PASSAGE>
****************************************
And so you see, the star that once was alive (and was on), then died (turned off), and then formed into a new being, us, and was turned on again. Much like when we die, becoming a zero, and are buried in the ground, nature’s fauna consume us and turn us back into a one from a zero.

Cyclical Reincarnation

The universe experiences great oscillations, and within them, smaller oscillations occur, and smaller and smaller, until the scale at which humanity is observable is reached, and even then, the oscillations continue at smaller levels. But, your problems contribute to the vibrations on the human scale of magnitude. Your ups and downs all serve to further the oscillation of humanity, which in turn, supports the next level of oscillation up.

Your purpose, as it were, is to suffer the ups and downs of life, no matter what they are, and keep on vibrating, keep oscillating, until your time naturally comes to turn you to a zero. But don’t fear! You may be a zero in your mind when death arrives, but your journey has only just begun, and nature will soon turn you back to a one, and so the cycle continues.

Your life is worth more than you might imagine, and I doubt one can even comprehend it. God is often looked to, to provide a purpose.

Indeed, it is why suicide is always rejected in religious texts: you must not kill yourself, for God created you, you are part of God’s plan, and the life God has given you is a sacred blessing that must not be spurned.
****************************************
Bounding box prediction data

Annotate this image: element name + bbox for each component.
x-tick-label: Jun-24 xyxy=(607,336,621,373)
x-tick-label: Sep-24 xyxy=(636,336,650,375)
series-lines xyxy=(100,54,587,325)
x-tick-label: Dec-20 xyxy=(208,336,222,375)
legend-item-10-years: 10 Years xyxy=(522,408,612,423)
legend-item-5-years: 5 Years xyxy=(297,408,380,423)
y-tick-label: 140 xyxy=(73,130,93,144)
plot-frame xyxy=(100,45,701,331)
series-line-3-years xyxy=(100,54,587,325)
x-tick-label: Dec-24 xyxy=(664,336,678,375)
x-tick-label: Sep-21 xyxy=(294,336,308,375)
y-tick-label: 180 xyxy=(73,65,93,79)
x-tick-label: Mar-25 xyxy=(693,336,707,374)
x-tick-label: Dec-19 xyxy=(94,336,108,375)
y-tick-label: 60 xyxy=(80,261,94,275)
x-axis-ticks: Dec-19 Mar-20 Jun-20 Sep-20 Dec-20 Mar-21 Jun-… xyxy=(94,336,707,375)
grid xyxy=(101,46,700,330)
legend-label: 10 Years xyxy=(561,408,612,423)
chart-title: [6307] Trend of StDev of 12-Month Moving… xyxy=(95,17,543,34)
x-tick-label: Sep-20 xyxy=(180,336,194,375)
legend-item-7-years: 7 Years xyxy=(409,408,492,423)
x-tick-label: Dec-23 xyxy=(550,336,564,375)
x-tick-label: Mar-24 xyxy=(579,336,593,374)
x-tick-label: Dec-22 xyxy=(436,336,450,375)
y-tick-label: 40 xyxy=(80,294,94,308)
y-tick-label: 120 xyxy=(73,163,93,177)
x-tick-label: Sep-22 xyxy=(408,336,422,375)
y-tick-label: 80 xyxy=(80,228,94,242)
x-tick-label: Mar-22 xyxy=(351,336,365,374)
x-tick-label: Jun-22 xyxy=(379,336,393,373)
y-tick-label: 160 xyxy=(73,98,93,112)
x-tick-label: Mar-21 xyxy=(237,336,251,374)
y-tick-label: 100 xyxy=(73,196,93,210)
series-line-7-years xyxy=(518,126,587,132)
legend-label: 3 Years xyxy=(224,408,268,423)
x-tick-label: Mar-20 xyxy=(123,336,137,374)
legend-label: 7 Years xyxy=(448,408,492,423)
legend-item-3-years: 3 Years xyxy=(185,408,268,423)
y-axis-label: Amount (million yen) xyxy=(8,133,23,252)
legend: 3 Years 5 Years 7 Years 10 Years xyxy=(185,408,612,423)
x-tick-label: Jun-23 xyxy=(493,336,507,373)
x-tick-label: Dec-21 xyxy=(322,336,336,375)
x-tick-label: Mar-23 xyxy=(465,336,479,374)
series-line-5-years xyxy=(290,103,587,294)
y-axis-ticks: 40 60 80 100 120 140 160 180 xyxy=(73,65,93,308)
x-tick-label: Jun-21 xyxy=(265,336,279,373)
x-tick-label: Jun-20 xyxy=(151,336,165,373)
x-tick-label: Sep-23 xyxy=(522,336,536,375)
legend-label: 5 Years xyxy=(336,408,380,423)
****************************************
Pick up the passage on cyclical reincarnation after its final sentence and carry it forward. These items come from a different source than the passage.

TASK ANSWER>
If you look to God for this teaching, I take no issue and encourage the thought. But, I have described the same thing, but have simply replaced the notion of God, with nature and her forces. Nature has brought you into existence, you must play your part within her, and when your role is complete, she will absorb you back into her, ready to be reborn into a new role.

Concluding Thoughts

Let me tell you something you already know. The world ain’t all sunshine and rainbows. It’s a very mean and nasty place and I don’t care how tough you are it will beat you to your knees and keep you there permanently if you let it. You, me, or nobody is gonna hit as hard as life. But it ain’t about how hard ya hit. It’s about how hard you can get hit and keep moving forward

Sylvester Stallone, In ‘Rocky’

There is little more to be said on my part, thought the discussion in a wider sense is far from complete. My only parting wish is that one dwells on this topic. It is only sombre or morbid if one chooses to make it so. I think Mexico has the right idea with their ‘Day of the Dead‘ – we should celebrate life and death together, for they are inherently inseparable.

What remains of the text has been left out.